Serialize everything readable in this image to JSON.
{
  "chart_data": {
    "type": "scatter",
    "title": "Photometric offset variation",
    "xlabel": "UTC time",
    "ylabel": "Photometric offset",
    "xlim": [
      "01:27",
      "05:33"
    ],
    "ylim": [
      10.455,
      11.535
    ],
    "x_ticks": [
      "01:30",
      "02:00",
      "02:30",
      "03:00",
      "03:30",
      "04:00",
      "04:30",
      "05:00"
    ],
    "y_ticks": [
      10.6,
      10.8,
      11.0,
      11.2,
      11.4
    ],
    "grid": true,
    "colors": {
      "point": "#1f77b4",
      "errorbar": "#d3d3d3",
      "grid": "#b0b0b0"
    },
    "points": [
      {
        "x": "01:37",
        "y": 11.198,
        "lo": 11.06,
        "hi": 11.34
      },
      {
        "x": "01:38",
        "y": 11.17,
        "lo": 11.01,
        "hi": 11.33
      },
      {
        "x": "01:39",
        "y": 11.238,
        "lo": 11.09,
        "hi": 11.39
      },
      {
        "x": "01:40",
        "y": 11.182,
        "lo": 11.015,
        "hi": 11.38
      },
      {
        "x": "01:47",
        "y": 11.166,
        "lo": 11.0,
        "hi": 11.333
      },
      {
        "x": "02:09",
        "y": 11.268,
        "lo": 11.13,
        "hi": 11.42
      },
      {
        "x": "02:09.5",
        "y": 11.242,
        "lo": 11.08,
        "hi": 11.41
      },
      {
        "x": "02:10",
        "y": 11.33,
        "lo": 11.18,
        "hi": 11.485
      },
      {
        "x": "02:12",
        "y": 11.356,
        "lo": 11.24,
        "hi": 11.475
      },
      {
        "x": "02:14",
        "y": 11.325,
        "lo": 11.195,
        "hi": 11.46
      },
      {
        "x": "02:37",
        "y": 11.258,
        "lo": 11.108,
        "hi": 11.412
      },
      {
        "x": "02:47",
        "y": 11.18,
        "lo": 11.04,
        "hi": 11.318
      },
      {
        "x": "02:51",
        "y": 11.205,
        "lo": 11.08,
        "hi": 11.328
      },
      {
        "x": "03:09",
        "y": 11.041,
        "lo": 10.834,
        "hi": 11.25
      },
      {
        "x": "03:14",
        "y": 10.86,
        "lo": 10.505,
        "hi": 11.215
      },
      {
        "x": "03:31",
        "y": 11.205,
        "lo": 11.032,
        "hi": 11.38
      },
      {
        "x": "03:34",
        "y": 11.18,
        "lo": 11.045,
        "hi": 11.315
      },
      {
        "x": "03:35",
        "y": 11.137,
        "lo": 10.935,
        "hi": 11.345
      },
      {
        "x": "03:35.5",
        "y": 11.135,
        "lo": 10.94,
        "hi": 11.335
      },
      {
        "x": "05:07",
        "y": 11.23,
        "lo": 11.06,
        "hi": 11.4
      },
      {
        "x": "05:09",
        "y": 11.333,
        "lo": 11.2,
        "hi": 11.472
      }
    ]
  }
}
- - - - -
■ **Goal**
Nothing in the data may differ; print all of it exactly as written.

■ **Full response**
Serialize everything readable in this image to JSON.
{
  "chart_data": {
    "type": "scatter",
    "title": "Photometric offset variation",
    "xlabel": "UTC time",
    "ylabel": "Photometric offset",
    "xlim": [
      "01:27",
      "05:33"
    ],
    "ylim": [
      10.455,
      11.535
    ],
    "x_ticks": [
      "01:30",
      "02:00",
      "02:30",
      "03:00",
      "03:30",
      "04:00",
      "04:30",
      "05:00"
    ],
    "y_ticks": [
      10.6,
      10.8,
      11.0,
      11.2,
      11.4
    ],
    "grid": true,
    "colors": {
      "point": "#1f77b4",
      "errorbar": "#d3d3d3",
      "grid": "#b0b0b0"
    },
    "points": [
      {
        "x": "01:37",
        "y": 11.198,
        "lo": 11.06,
        "hi": 11.34
      },
      {
        "x": "01:38",
        "y": 11.17,
        "lo": 11.01,
        "hi": 11.33
      },
      {
        "x": "01:39",
        "y": 11.238,
        "lo": 11.09,
        "hi": 11.39
      },
      {
        "x": "01:40",
        "y": 11.182,
        "lo": 11.015,
        "hi": 11.38
      },
      {
        "x": "01:47",
        "y": 11.166,
        "lo": 11.0,
        "hi": 11.333
      },
      {
        "x": "02:09",
        "y": 11.268,
        "lo": 11.13,
        "hi": 11.42
      },
      {
        "x": "02:09.5",
        "y": 11.242,
        "lo": 11.08,
        "hi": 11.41
      },
      {
        "x": "02:10",
        "y": 11.33,
        "lo": 11.18,
        "hi": 11.485
      },
      {
        "x": "02:12",
        "y": 11.356,
        "lo": 11.24,
        "hi": 11.475
      },
      {
        "x": "02:14",
        "y": 11.325,
        "lo": 11.195,
        "hi": 11.46
      },
      {
        "x": "02:37",
        "y": 11.258,
        "lo": 11.108,
        "hi": 11.412
      },
      {
        "x": "02:47",
        "y": 11.18,
        "lo": 11.04,
        "hi": 11.318
      },
      {
        "x": "02:51",
        "y": 11.205,
        "lo": 11.08,
        "hi": 11.328
      },
      {
        "x": "03:09",
        "y": 11.041,
        "lo": 10.834,
        "hi": 11.25
      },
      {
        "x": "03:14",
        "y": 10.86,
        "lo": 10.505,
        "hi": 11.215
      },
      {
        "x": "03:31",
        "y": 11.205,
        "lo": 11.032,
        "hi": 11.38
      },
      {
        "x": "03:34",
        "y": 11.18,
        "lo": 11.045,
        "hi": 11.315
      },
      {
        "x": "03:35",
        "y": 11.137,
        "lo": 10.935,
        "hi": 11.345
      },
      {
        "x": "03:35.5",
        "y": 11.135,
        "lo": 10.94,
        "hi": 11.335
      },
      {
        "x": "05:07",
        "y": 11.23,
        "lo": 11.06,
        "hi": 11.4
      },
      {
        "x": "05:09",
        "y": 11.333,
        "lo": 11.2,
        "hi": 11.472
      }
    ]
  }
}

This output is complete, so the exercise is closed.